─── Supplied records ───

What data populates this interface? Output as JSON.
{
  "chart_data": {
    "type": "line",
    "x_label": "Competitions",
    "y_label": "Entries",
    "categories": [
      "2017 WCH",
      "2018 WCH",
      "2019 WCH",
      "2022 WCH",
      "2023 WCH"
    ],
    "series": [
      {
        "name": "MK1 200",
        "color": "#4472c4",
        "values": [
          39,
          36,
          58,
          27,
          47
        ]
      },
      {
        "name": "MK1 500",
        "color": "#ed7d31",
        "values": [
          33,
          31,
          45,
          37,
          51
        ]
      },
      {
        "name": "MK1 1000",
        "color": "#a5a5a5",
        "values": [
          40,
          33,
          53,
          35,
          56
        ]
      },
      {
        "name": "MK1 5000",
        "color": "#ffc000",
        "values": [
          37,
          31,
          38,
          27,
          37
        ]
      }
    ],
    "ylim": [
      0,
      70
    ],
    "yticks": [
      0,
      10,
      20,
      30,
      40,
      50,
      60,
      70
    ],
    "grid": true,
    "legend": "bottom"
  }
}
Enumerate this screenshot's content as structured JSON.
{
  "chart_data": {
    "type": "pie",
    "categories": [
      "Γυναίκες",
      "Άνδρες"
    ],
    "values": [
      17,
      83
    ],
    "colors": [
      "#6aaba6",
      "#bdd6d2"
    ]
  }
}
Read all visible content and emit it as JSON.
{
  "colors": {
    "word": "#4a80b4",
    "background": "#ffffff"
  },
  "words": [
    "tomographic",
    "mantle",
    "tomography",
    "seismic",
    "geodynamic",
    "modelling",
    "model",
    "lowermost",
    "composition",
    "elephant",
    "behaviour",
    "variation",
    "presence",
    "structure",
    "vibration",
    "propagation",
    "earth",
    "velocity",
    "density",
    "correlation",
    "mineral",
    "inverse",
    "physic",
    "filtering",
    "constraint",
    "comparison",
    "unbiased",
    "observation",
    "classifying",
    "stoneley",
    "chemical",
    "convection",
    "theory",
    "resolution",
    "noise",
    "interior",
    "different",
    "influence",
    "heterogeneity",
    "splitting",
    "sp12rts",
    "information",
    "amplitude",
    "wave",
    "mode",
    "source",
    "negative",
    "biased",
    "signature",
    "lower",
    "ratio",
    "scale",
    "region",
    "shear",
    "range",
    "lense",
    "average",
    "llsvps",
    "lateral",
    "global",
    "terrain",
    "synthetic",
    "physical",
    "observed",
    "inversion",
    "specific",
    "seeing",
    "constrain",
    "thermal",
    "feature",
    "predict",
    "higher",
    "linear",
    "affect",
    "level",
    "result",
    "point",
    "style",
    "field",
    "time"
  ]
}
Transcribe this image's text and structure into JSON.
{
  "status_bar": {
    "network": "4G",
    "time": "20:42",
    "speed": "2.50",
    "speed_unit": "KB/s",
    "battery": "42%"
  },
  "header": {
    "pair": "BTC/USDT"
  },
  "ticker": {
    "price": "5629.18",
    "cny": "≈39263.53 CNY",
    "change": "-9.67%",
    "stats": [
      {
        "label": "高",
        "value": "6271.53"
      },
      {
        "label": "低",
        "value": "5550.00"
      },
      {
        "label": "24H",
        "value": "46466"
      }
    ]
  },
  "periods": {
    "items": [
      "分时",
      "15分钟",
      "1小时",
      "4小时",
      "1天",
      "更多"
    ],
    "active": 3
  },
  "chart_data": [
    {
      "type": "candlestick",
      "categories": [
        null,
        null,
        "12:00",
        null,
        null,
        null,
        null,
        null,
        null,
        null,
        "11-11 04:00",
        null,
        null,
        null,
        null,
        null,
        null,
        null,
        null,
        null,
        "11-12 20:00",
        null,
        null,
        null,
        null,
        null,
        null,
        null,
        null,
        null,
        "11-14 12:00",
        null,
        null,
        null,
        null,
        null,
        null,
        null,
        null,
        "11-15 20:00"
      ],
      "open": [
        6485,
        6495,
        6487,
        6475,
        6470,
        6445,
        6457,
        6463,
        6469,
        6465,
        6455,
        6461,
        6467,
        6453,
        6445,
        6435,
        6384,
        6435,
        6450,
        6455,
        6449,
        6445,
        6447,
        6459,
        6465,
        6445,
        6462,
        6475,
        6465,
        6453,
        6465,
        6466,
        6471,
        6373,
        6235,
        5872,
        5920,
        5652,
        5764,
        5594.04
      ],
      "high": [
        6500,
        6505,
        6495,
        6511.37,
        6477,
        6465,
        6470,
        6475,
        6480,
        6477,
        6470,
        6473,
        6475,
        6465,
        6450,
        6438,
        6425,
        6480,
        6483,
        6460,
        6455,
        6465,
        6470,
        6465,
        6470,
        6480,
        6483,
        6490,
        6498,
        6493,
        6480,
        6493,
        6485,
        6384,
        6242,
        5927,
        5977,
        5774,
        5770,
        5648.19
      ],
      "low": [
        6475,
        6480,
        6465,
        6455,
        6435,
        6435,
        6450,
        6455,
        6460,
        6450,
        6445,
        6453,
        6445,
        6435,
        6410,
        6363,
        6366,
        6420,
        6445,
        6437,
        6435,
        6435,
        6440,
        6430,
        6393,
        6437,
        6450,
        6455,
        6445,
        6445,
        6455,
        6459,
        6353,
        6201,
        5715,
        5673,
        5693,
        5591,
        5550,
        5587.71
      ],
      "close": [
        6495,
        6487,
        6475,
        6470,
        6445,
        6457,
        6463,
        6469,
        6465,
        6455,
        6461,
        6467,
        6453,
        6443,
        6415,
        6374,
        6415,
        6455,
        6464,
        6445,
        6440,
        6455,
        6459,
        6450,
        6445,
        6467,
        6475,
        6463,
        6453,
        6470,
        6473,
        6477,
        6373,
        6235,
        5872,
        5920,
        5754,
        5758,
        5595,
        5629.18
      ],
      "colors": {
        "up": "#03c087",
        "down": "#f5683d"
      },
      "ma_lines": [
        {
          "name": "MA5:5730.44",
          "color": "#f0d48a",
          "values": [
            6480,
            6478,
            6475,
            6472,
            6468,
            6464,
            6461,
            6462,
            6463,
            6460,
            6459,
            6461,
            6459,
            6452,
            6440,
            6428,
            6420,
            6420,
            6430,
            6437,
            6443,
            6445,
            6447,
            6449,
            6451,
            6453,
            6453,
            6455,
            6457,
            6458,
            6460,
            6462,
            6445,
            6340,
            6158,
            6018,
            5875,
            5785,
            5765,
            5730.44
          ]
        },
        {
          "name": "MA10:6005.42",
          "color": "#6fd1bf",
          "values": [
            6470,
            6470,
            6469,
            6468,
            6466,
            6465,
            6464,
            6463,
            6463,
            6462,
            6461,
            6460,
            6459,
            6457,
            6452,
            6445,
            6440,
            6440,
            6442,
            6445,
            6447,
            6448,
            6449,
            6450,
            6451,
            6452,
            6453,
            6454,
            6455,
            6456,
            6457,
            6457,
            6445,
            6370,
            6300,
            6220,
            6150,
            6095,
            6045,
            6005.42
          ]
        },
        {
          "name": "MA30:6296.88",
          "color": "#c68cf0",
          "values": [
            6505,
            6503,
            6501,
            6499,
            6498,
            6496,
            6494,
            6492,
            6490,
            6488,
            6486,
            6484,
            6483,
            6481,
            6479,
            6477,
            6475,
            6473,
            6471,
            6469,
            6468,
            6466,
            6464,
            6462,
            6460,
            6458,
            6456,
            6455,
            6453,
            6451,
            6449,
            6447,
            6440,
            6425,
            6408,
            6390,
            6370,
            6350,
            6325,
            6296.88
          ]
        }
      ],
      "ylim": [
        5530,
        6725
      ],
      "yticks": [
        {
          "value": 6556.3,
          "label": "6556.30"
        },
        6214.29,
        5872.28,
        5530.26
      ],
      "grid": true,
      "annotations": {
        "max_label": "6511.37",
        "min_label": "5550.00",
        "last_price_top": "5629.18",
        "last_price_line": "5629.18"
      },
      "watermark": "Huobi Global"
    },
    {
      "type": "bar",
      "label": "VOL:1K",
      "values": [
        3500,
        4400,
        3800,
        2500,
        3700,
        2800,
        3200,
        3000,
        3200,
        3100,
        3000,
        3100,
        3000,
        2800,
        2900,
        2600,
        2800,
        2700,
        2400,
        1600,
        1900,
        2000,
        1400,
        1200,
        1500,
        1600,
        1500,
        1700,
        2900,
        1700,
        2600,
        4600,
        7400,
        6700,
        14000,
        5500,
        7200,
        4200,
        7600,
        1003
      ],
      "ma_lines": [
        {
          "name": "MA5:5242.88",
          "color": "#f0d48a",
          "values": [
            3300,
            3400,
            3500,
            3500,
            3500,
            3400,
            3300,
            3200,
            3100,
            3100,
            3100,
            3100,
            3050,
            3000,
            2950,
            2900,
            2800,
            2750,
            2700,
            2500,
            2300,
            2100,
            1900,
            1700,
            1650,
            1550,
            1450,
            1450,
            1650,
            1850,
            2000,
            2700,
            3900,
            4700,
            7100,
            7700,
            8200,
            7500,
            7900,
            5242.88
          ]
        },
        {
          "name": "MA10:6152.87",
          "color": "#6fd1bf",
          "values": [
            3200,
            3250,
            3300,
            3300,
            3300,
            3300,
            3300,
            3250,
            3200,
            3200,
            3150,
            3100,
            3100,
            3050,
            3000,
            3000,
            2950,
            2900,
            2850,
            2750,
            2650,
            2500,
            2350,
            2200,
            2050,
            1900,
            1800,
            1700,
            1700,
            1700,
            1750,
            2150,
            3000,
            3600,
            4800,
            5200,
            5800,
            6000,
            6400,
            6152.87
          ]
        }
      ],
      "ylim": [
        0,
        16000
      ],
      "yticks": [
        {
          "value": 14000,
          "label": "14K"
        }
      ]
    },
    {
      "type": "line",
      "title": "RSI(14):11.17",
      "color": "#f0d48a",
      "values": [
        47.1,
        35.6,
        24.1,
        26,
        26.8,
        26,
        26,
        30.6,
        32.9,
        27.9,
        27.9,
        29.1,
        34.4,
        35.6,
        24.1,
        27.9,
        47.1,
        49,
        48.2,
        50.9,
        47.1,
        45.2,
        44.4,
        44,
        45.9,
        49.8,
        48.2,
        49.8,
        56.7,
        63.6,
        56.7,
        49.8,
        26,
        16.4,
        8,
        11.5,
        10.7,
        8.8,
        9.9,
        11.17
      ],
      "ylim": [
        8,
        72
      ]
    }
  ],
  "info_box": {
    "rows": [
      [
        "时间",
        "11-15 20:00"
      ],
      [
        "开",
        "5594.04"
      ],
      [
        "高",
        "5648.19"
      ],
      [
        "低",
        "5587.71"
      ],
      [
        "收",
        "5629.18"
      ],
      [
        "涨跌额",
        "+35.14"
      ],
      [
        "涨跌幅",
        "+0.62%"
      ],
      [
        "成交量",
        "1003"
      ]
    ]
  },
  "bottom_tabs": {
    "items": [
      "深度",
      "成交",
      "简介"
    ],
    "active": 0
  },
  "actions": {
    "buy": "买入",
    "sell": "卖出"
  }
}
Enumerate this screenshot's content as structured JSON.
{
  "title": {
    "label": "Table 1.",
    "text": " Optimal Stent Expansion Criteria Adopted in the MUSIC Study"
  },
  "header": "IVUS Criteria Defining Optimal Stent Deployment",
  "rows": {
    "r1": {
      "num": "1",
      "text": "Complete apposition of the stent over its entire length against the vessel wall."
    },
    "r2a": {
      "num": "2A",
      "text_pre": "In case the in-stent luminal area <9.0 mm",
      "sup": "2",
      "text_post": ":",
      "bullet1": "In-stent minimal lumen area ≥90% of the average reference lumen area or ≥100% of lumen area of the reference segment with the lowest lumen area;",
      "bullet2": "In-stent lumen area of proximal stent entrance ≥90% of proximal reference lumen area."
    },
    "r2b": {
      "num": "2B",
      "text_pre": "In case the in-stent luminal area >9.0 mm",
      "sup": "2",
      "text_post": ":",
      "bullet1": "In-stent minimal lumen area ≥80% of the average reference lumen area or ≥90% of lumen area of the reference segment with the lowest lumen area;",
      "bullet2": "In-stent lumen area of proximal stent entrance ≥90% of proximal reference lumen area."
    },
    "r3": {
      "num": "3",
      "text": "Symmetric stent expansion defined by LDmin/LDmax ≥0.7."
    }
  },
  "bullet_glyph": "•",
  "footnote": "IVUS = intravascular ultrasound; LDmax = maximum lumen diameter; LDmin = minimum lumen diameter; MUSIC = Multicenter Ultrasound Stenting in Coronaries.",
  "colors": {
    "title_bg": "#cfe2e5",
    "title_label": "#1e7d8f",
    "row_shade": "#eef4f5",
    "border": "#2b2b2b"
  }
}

───

Exercise prompt
Using the records given above, list every line that includes the word "with".

Answer below
      "bullet1": "In-stent minimal lumen area ≥90% of the average reference lumen area or ≥100% of lumen area of the reference segment with the lowest lumen area;",
      "bullet1": "In-stent minimal lumen area ≥80% of the average reference lumen area or ≥90% of lumen area of the reference segment with the lowest lumen area;",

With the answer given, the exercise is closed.